*PROBLEM STATEMENT*. Among the entries, which lines carry the string "老师如何处理"? Copy each of them.

Collected data:

════════════════════

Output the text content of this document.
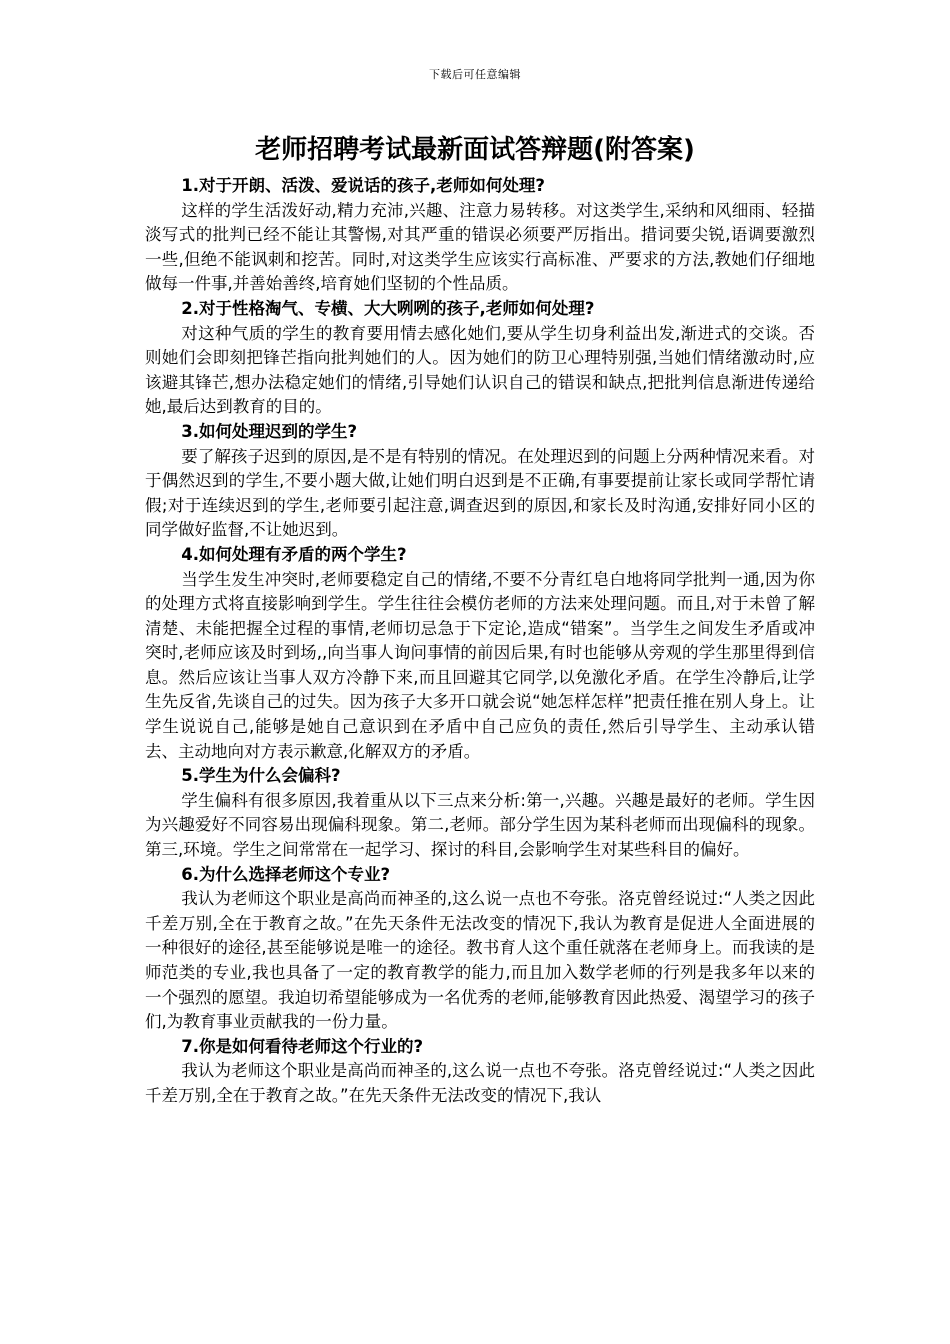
下载后可任意编辑
老师招聘考试最新面试答辩题(附答案)

1.对于开朗、活泼、爱说话的孩子,老师如何处理?

这样的学生活泼好动,精力充沛,兴趣、注意力易转移。对这类学生,采纳和风细雨、轻描淡写式的批判已经不能让其警惕,对其严重的错误必须要严厉指出。措词要尖锐,语调要激烈一些,但绝不能讽刺和挖苦。同时,对这类学生应该实行高标准、严要求的方法,教她们仔细地做每一件事,并善始善终,培育她们坚韧的个性品质。

2.对于性格淘气、专横、大大咧咧的孩子,老师如何处理?

对这种气质的学生的教育要用情去感化她们,要从学生切身利益出发,渐进式的交谈。否则她们会即刻把锋芒指向批判她们的人。因为她们的防卫心理特别强,当她们情绪激动时,应该避其锋芒,想办法稳定她们的情绪,引导她们认识自己的错误和缺点,把批判信息渐进传递给她,最后达到教育的目的。

3.如何处理迟到的学生?

要了解孩子迟到的原因,是不是有特别的情况。在处理迟到的问题上分两种情况来看。对于偶然迟到的学生,不要小题大做,让她们明白迟到是不正确,有事要提前让家长或同学帮忙请假;对于连续迟到的学生,老师要引起注意,调查迟到的原因,和家长及时沟通,安排好同小区的同学做好监督,不让她迟到。

4.如何处理有矛盾的两个学生?

当学生发生冲突时,老师要稳定自己的情绪,不要不分青红皂白地将同学批判一通,因为你的处理方式将直接影响到学生。学生往往会模仿老师的方法来处理问题。而且,对于未曾了解清楚、未能把握全过程的事情,老师切忌急于下定论,造成“错案”。当学生之间发生矛盾或冲突时,老师应该及时到场,,向当事人询问事情的前因后果,有时也能够从旁观的学生那里得到信息。然后应该让当事人双方冷静下来,而且回避其它同学,以免激化矛盾。在学生冷静后,让学生先反省,先谈自己的过失。因为孩子大多开口就会说“她怎样怎样”把责任推在别人身上。让学生说说自己,能够是她自己意识到在矛盾中自己应负的责任,然后引导学生、主动承认错去、主动地向对方表示歉意,化解双方的矛盾。

5.学生为什么会偏科?

学生偏科有很多原因,我着重从以下三点来分析:第一,兴趣。兴趣是最好的老师。学生因为兴趣爱好不同容易出现偏科现象。第二,老师。部分学生因为某科老师而出现偏科的现象。第三,环境。学生之间常常在一起学习、探讨的科目,会影响学生对某些科目的偏好。

6.为什么选择老师这个专业?

我认为老师这个职业是高尚而神圣的,这么说一点也不夸张。洛克曾经说过:“人类之因此千差万别,全在于教育之故。”在先天条件无法改变的情况下,我认为教育是促进人全面进展的一种很好的途径,甚至能够说是唯一的途径。教书育人这个重任就落在老师身上。而我读的是师范类的专业,我也具备了一定的教育教学的能力,而且加入数学老师的行列是我多年以来的一个强烈的愿望。我迫切希望能够成为一名优秀的老师,能够教育因此热爱、渴望学习的孩子们,为教育事业贡献我的一份力量。

7.你是如何看待老师这个行业的?

我认为老师这个职业是高尚而神圣的,这么说一点也不夸张。洛克曾经说过:“人类之因此千差万别,全在于教育之故。”在先天条件无法改变的情况下,我认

════════════════════

*COMPLETE RESPONSE*.
1.对于开朗、活泼、爱说话的孩子,老师如何处理?
2.对于性格淘气、专横、大大咧咧的孩子,老师如何处理?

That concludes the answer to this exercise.